**Work to be completed**
Pick out all lines with the word "content" from the records that follow.

**Material for this task**
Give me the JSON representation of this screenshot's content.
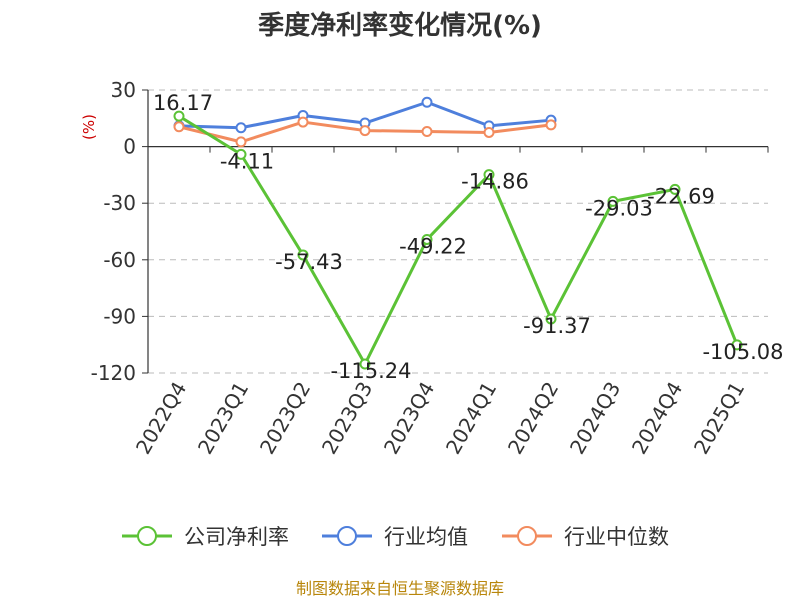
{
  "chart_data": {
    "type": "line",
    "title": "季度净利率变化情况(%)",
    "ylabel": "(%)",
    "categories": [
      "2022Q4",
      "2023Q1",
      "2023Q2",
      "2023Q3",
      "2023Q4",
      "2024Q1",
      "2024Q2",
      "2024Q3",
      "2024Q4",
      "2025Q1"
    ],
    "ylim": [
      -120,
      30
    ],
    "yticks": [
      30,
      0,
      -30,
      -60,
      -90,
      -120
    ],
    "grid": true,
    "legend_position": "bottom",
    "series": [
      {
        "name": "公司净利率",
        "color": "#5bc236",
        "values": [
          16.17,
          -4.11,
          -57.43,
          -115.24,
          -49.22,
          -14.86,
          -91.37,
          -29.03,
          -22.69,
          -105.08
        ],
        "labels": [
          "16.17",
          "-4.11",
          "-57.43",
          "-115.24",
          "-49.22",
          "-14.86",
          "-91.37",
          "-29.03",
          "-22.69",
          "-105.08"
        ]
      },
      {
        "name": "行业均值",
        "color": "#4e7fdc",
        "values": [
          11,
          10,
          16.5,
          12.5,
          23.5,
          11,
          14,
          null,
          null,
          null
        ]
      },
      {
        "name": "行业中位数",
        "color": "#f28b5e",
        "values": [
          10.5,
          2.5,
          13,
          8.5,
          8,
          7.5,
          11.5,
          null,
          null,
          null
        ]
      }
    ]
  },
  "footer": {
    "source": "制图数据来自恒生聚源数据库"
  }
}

==

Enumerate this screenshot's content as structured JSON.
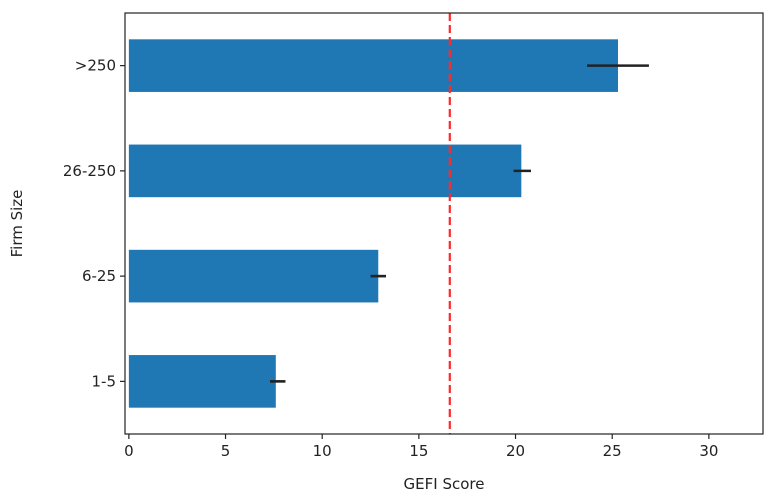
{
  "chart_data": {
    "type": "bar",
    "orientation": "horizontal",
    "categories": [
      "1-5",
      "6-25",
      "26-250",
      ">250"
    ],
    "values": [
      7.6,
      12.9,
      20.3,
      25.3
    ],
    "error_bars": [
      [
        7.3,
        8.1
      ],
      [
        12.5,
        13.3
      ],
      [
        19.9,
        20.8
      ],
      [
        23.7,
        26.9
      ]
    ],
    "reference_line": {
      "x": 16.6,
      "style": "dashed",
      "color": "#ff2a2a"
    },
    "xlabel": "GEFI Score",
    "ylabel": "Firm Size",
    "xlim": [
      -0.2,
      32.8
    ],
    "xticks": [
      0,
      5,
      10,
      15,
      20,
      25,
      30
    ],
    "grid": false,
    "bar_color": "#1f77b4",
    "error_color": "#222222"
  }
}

**Answer in full**
Give me the JSON representation of this screenshot's content.
Enumerate this screenshot's content as structured JSON.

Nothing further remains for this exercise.